# Provided records
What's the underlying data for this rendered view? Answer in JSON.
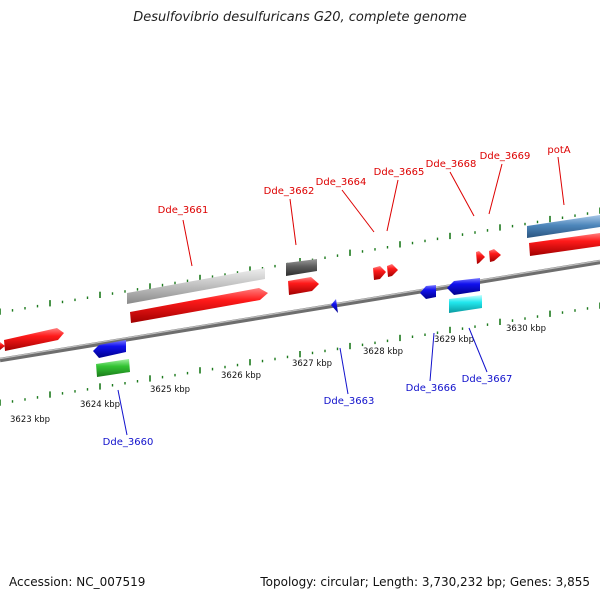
{
  "title": "Desulfovibrio desulfuricans G20, complete genome",
  "footer": {
    "accession": "Accession: NC_007519",
    "summary": "Topology: circular; Length: 3,730,232 bp; Genes: 3,855"
  },
  "colors": {
    "forward_gene": "#ff1a1a",
    "reverse_gene": "#1111ee",
    "forward_label": "#dd0000",
    "reverse_label": "#1111cc",
    "backbone": "#8a8a8a",
    "ticks": "#1c7a1c",
    "rna_green": "#33c433",
    "cyan": "#22e8ee",
    "gray_light": "#c4c4c4",
    "gray_dark": "#5c5c5c",
    "steel_blue": "#4d86bb"
  },
  "scale_labels": [
    "3623 kbp",
    "3624 kbp",
    "3625 kbp",
    "3626 kbp",
    "3627 kbp",
    "3628 kbp",
    "3629 kbp",
    "3630 kbp"
  ],
  "gene_labels_top": [
    "Dde_3661",
    "Dde_3662",
    "Dde_3664",
    "Dde_3665",
    "Dde_3668",
    "Dde_3669",
    "potA"
  ],
  "gene_labels_bottom": [
    "Dde_3660",
    "Dde_3663",
    "Dde_3666",
    "Dde_3667"
  ]
}
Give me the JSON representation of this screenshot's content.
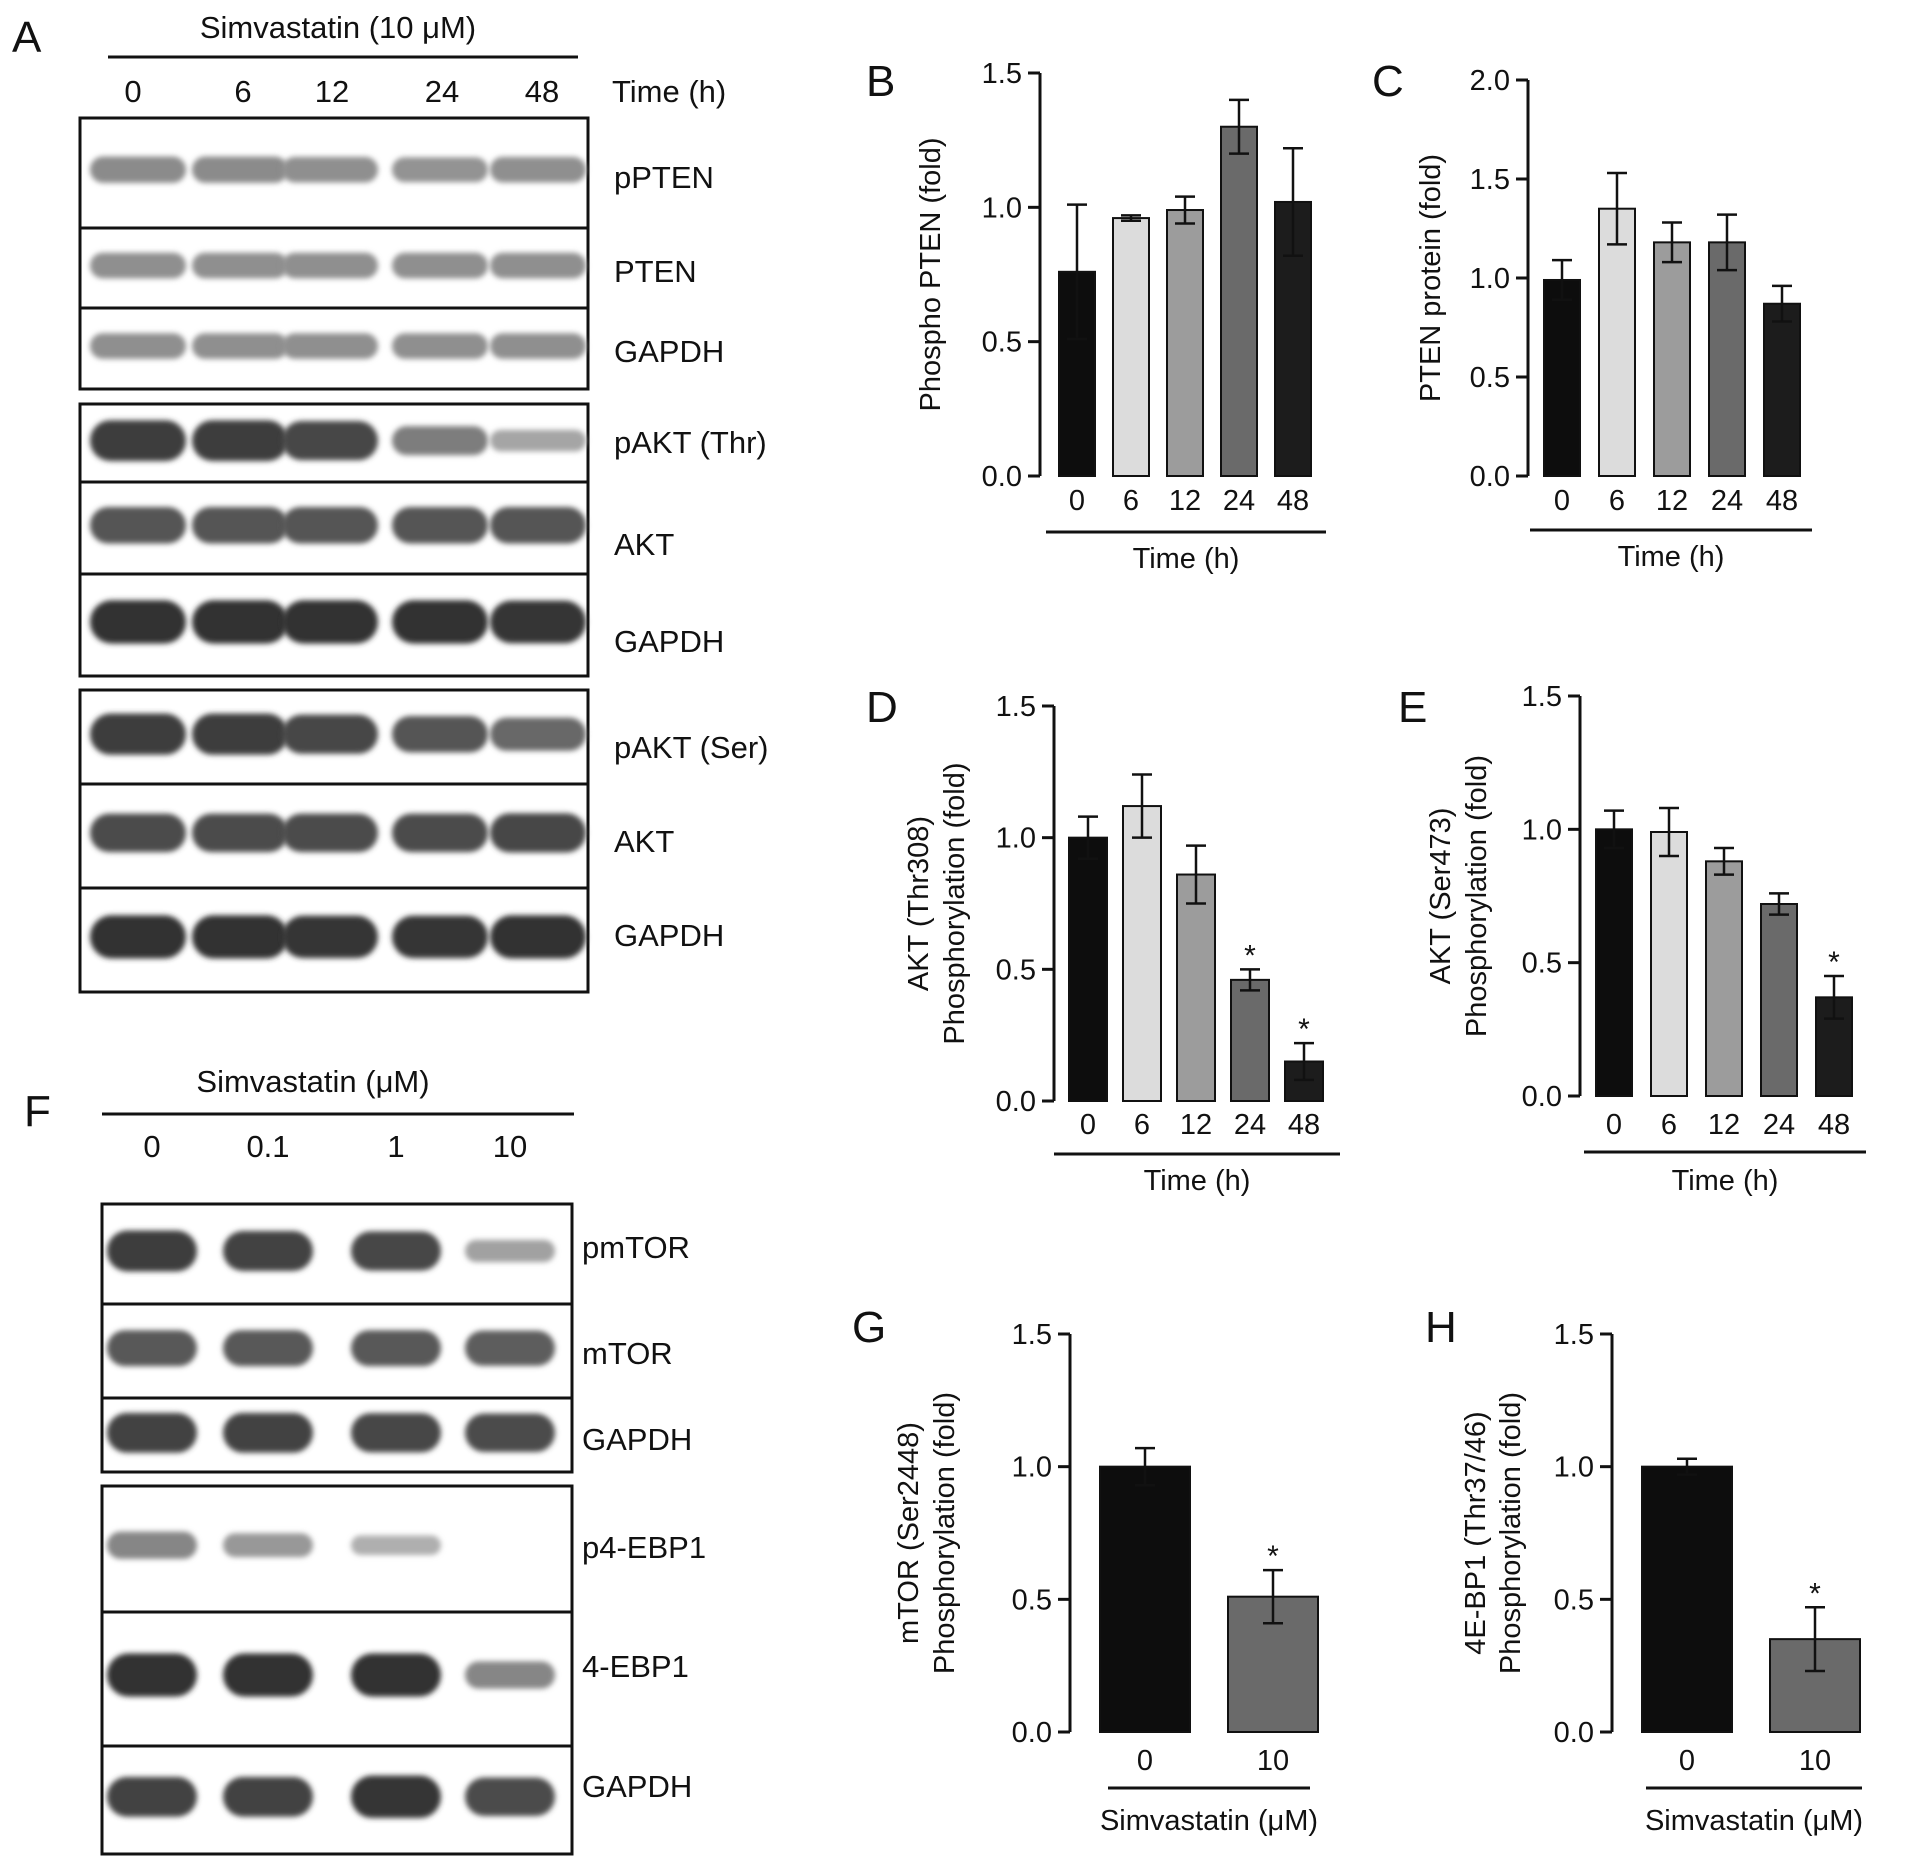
{
  "panel_letters": [
    "A",
    "B",
    "C",
    "D",
    "E",
    "F",
    "G",
    "H"
  ],
  "blot_a": {
    "treatment": "Simvastatin (10 μM)",
    "lanes": [
      "0",
      "6",
      "12",
      "24",
      "48"
    ],
    "lane_axis": "Time (h)",
    "bands": [
      "pPTEN",
      "PTEN",
      "GAPDH",
      "pAKT (Thr)",
      "AKT",
      "GAPDH",
      "pAKT (Ser)",
      "AKT",
      "GAPDH"
    ],
    "intensity": [
      [
        0.42,
        0.42,
        0.4,
        0.38,
        0.4
      ],
      [
        0.4,
        0.4,
        0.4,
        0.4,
        0.4
      ],
      [
        0.4,
        0.4,
        0.4,
        0.4,
        0.4
      ],
      [
        0.85,
        0.85,
        0.8,
        0.5,
        0.28
      ],
      [
        0.72,
        0.72,
        0.72,
        0.72,
        0.72
      ],
      [
        0.92,
        0.92,
        0.92,
        0.92,
        0.9
      ],
      [
        0.86,
        0.86,
        0.8,
        0.72,
        0.62
      ],
      [
        0.78,
        0.78,
        0.78,
        0.78,
        0.8
      ],
      [
        0.92,
        0.92,
        0.9,
        0.9,
        0.92
      ]
    ]
  },
  "blot_f": {
    "treatment": "Simvastatin (μM)",
    "lanes": [
      "0",
      "0.1",
      "1",
      "10"
    ],
    "bands": [
      "pmTOR",
      "mTOR",
      "GAPDH",
      "p4-EBP1",
      "4-EBP1",
      "GAPDH"
    ],
    "intensity": [
      [
        0.85,
        0.82,
        0.8,
        0.3
      ],
      [
        0.7,
        0.7,
        0.7,
        0.68
      ],
      [
        0.82,
        0.82,
        0.8,
        0.78
      ],
      [
        0.45,
        0.35,
        0.22,
        0.0
      ],
      [
        0.92,
        0.92,
        0.92,
        0.45
      ],
      [
        0.82,
        0.82,
        0.9,
        0.78
      ]
    ]
  },
  "chart_data": [
    {
      "panel": "B",
      "type": "bar",
      "categories": [
        "0",
        "6",
        "12",
        "24",
        "48"
      ],
      "values": [
        0.76,
        0.96,
        0.99,
        1.3,
        1.02
      ],
      "errors": [
        0.25,
        0.01,
        0.05,
        0.1,
        0.2
      ],
      "ylim": [
        0,
        1.5
      ],
      "yticks": [
        "0.0",
        "0.5",
        "1.0",
        "1.5"
      ],
      "ylabel": [
        "Phospho PTEN (fold)"
      ],
      "xlabel": "Time (h)",
      "colors": [
        "#0d0d0d",
        "#dcdcdc",
        "#9c9c9c",
        "#6a6a6a",
        "#1c1c1c"
      ],
      "significant": [
        false,
        false,
        false,
        false,
        false
      ]
    },
    {
      "panel": "C",
      "type": "bar",
      "categories": [
        "0",
        "6",
        "12",
        "24",
        "48"
      ],
      "values": [
        0.99,
        1.35,
        1.18,
        1.18,
        0.87
      ],
      "errors": [
        0.1,
        0.18,
        0.1,
        0.14,
        0.09
      ],
      "ylim": [
        0,
        2.0
      ],
      "yticks": [
        "0.0",
        "0.5",
        "1.0",
        "1.5",
        "2.0"
      ],
      "ylabel": [
        "PTEN protein  (fold)"
      ],
      "xlabel": "Time (h)",
      "colors": [
        "#0d0d0d",
        "#dcdcdc",
        "#9c9c9c",
        "#6a6a6a",
        "#1c1c1c"
      ],
      "significant": [
        false,
        false,
        false,
        false,
        false
      ]
    },
    {
      "panel": "D",
      "type": "bar",
      "categories": [
        "0",
        "6",
        "12",
        "24",
        "48"
      ],
      "values": [
        1.0,
        1.12,
        0.86,
        0.46,
        0.15
      ],
      "errors": [
        0.08,
        0.12,
        0.11,
        0.04,
        0.07
      ],
      "ylim": [
        0,
        1.5
      ],
      "yticks": [
        "0.0",
        "0.5",
        "1.0",
        "1.5"
      ],
      "ylabel": [
        "AKT (Thr308)",
        "Phosphorylation (fold)"
      ],
      "xlabel": "Time (h)",
      "colors": [
        "#0d0d0d",
        "#dcdcdc",
        "#9c9c9c",
        "#6a6a6a",
        "#1c1c1c"
      ],
      "significant": [
        false,
        false,
        false,
        true,
        true
      ],
      "star": "*"
    },
    {
      "panel": "E",
      "type": "bar",
      "categories": [
        "0",
        "6",
        "12",
        "24",
        "48"
      ],
      "values": [
        1.0,
        0.99,
        0.88,
        0.72,
        0.37
      ],
      "errors": [
        0.07,
        0.09,
        0.05,
        0.04,
        0.08
      ],
      "ylim": [
        0,
        1.5
      ],
      "yticks": [
        "0.0",
        "0.5",
        "1.0",
        "1.5"
      ],
      "ylabel": [
        "AKT (Ser473)",
        "Phosphorylation (fold)"
      ],
      "xlabel": "Time (h)",
      "colors": [
        "#0d0d0d",
        "#dcdcdc",
        "#9c9c9c",
        "#6a6a6a",
        "#1c1c1c"
      ],
      "significant": [
        false,
        false,
        false,
        false,
        true
      ],
      "star": "*"
    },
    {
      "panel": "G",
      "type": "bar",
      "categories": [
        "0",
        "10"
      ],
      "values": [
        1.0,
        0.51
      ],
      "errors": [
        0.07,
        0.1
      ],
      "ylim": [
        0,
        1.5
      ],
      "yticks": [
        "0.0",
        "0.5",
        "1.0",
        "1.5"
      ],
      "ylabel": [
        "mTOR (Ser2448)",
        "Phosphorylation (fold)"
      ],
      "xlabel": "Simvastatin (μM)",
      "colors": [
        "#0d0d0d",
        "#6a6a6a"
      ],
      "significant": [
        false,
        true
      ],
      "star": "*"
    },
    {
      "panel": "H",
      "type": "bar",
      "categories": [
        "0",
        "10"
      ],
      "values": [
        1.0,
        0.35
      ],
      "errors": [
        0.03,
        0.12
      ],
      "ylim": [
        0,
        1.5
      ],
      "yticks": [
        "0.0",
        "0.5",
        "1.0",
        "1.5"
      ],
      "ylabel": [
        "4E-BP1 (Thr37/46)",
        "Phosphorylation (fold)"
      ],
      "xlabel": "Simvastatin (μM)",
      "colors": [
        "#0d0d0d",
        "#6a6a6a"
      ],
      "significant": [
        false,
        true
      ],
      "star": "*"
    }
  ]
}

# What to do
Pictures are to be left out; all other data must be returned exactly.

# Your solution
What's the underlying data for this rendered view? Answer in JSON.
{
  "title": "Desulfovibrio desulfuricans G20, complete genome",
  "footer": {
    "accession": "Accession: NC_007519",
    "summary": "Topology: circular; Length: 3,730,232 bp; Genes: 3,855"
  },
  "colors": {
    "forward_gene": "#ff1a1a",
    "reverse_gene": "#1111ee",
    "forward_label": "#dd0000",
    "reverse_label": "#1111cc",
    "backbone": "#8a8a8a",
    "ticks": "#1c7a1c",
    "rna_green": "#33c433",
    "cyan": "#22e8ee",
    "gray_light": "#c4c4c4",
    "gray_dark": "#5c5c5c",
    "steel_blue": "#4d86bb"
  },
  "scale_labels": [
    "3623 kbp",
    "3624 kbp",
    "3625 kbp",
    "3626 kbp",
    "3627 kbp",
    "3628 kbp",
    "3629 kbp",
    "3630 kbp"
  ],
  "gene_labels_top": [
    "Dde_3661",
    "Dde_3662",
    "Dde_3664",
    "Dde_3665",
    "Dde_3668",
    "Dde_3669",
    "potA"
  ],
  "gene_labels_bottom": [
    "Dde_3660",
    "Dde_3663",
    "Dde_3666",
    "Dde_3667"
  ]
}
Give me the JSON representation of this screenshot's content.
{
  "panel_letters": [
    "A",
    "B",
    "C",
    "D",
    "E",
    "F",
    "G",
    "H"
  ],
  "blot_a": {
    "treatment": "Simvastatin (10 μM)",
    "lanes": [
      "0",
      "6",
      "12",
      "24",
      "48"
    ],
    "lane_axis": "Time (h)",
    "bands": [
      "pPTEN",
      "PTEN",
      "GAPDH",
      "pAKT (Thr)",
      "AKT",
      "GAPDH",
      "pAKT (Ser)",
      "AKT",
      "GAPDH"
    ],
    "intensity": [
      [
        0.42,
        0.42,
        0.4,
        0.38,
        0.4
      ],
      [
        0.4,
        0.4,
        0.4,
        0.4,
        0.4
      ],
      [
        0.4,
        0.4,
        0.4,
        0.4,
        0.4
      ],
      [
        0.85,
        0.85,
        0.8,
        0.5,
        0.28
      ],
      [
        0.72,
        0.72,
        0.72,
        0.72,
        0.72
      ],
      [
        0.92,
        0.92,
        0.92,
        0.92,
        0.9
      ],
      [
        0.86,
        0.86,
        0.8,
        0.72,
        0.62
      ],
      [
        0.78,
        0.78,
        0.78,
        0.78,
        0.8
      ],
      [
        0.92,
        0.92,
        0.9,
        0.9,
        0.92
      ]
    ]
  },
  "blot_f": {
    "treatment": "Simvastatin (μM)",
    "lanes": [
      "0",
      "0.1",
      "1",
      "10"
    ],
    "bands": [
      "pmTOR",
      "mTOR",
      "GAPDH",
      "p4-EBP1",
      "4-EBP1",
      "GAPDH"
    ],
    "intensity": [
      [
        0.85,
        0.82,
        0.8,
        0.3
      ],
      [
        0.7,
        0.7,
        0.7,
        0.68
      ],
      [
        0.82,
        0.82,
        0.8,
        0.78
      ],
      [
        0.45,
        0.35,
        0.22,
        0.0
      ],
      [
        0.92,
        0.92,
        0.92,
        0.45
      ],
      [
        0.82,
        0.82,
        0.9,
        0.78
      ]
    ]
  },
  "chart_data": [
    {
      "panel": "B",
      "type": "bar",
      "categories": [
        "0",
        "6",
        "12",
        "24",
        "48"
      ],
      "values": [
        0.76,
        0.96,
        0.99,
        1.3,
        1.02
      ],
      "errors": [
        0.25,
        0.01,
        0.05,
        0.1,
        0.2
      ],
      "ylim": [
        0,
        1.5
      ],
      "yticks": [
        "0.0",
        "0.5",
        "1.0",
        "1.5"
      ],
      "ylabel": [
        "Phospho PTEN (fold)"
      ],
      "xlabel": "Time (h)",
      "colors": [
        "#0d0d0d",
        "#dcdcdc",
        "#9c9c9c",
        "#6a6a6a",
        "#1c1c1c"
      ],
      "significant": [
        false,
        false,
        false,
        false,
        false
      ]
    },
    {
      "panel": "C",
      "type": "bar",
      "categories": [
        "0",
        "6",
        "12",
        "24",
        "48"
      ],
      "values": [
        0.99,
        1.35,
        1.18,
        1.18,
        0.87
      ],
      "errors": [
        0.1,
        0.18,
        0.1,
        0.14,
        0.09
      ],
      "ylim": [
        0,
        2.0
      ],
      "yticks": [
        "0.0",
        "0.5",
        "1.0",
        "1.5",
        "2.0"
      ],
      "ylabel": [
        "PTEN protein  (fold)"
      ],
      "xlabel": "Time (h)",
      "colors": [
        "#0d0d0d",
        "#dcdcdc",
        "#9c9c9c",
        "#6a6a6a",
        "#1c1c1c"
      ],
      "significant": [
        false,
        false,
        false,
        false,
        false
      ]
    },
    {
      "panel": "D",
      "type": "bar",
      "categories": [
        "0",
        "6",
        "12",
        "24",
        "48"
      ],
      "values": [
        1.0,
        1.12,
        0.86,
        0.46,
        0.15
      ],
      "errors": [
        0.08,
        0.12,
        0.11,
        0.04,
        0.07
      ],
      "ylim": [
        0,
        1.5
      ],
      "yticks": [
        "0.0",
        "0.5",
        "1.0",
        "1.5"
      ],
      "ylabel": [
        "AKT (Thr308)",
        "Phosphorylation (fold)"
      ],
      "xlabel": "Time (h)",
      "colors": [
        "#0d0d0d",
        "#dcdcdc",
        "#9c9c9c",
        "#6a6a6a",
        "#1c1c1c"
      ],
      "significant": [
        false,
        false,
        false,
        true,
        true
      ],
      "star": "*"
    },
    {
      "panel": "E",
      "type": "bar",
      "categories": [
        "0",
        "6",
        "12",
        "24",
        "48"
      ],
      "values": [
        1.0,
        0.99,
        0.88,
        0.72,
        0.37
      ],
      "errors": [
        0.07,
        0.09,
        0.05,
        0.04,
        0.08
      ],
      "ylim": [
        0,
        1.5
      ],
      "yticks": [
        "0.0",
        "0.5",
        "1.0",
        "1.5"
      ],
      "ylabel": [
        "AKT (Ser473)",
        "Phosphorylation (fold)"
      ],
      "xlabel": "Time (h)",
      "colors": [
        "#0d0d0d",
        "#dcdcdc",
        "#9c9c9c",
        "#6a6a6a",
        "#1c1c1c"
      ],
      "significant": [
        false,
        false,
        false,
        false,
        true
      ],
      "star": "*"
    },
    {
      "panel": "G",
      "type": "bar",
      "categories": [
        "0",
        "10"
      ],
      "values": [
        1.0,
        0.51
      ],
      "errors": [
        0.07,
        0.1
      ],
      "ylim": [
        0,
        1.5
      ],
      "yticks": [
        "0.0",
        "0.5",
        "1.0",
        "1.5"
      ],
      "ylabel": [
        "mTOR (Ser2448)",
        "Phosphorylation (fold)"
      ],
      "xlabel": "Simvastatin (μM)",
      "colors": [
        "#0d0d0d",
        "#6a6a6a"
      ],
      "significant": [
        false,
        true
      ],
      "star": "*"
    },
    {
      "panel": "H",
      "type": "bar",
      "categories": [
        "0",
        "10"
      ],
      "values": [
        1.0,
        0.35
      ],
      "errors": [
        0.03,
        0.12
      ],
      "ylim": [
        0,
        1.5
      ],
      "yticks": [
        "0.0",
        "0.5",
        "1.0",
        "1.5"
      ],
      "ylabel": [
        "4E-BP1 (Thr37/46)",
        "Phosphorylation (fold)"
      ],
      "xlabel": "Simvastatin (μM)",
      "colors": [
        "#0d0d0d",
        "#6a6a6a"
      ],
      "significant": [
        false,
        true
      ],
      "star": "*"
    }
  ]
}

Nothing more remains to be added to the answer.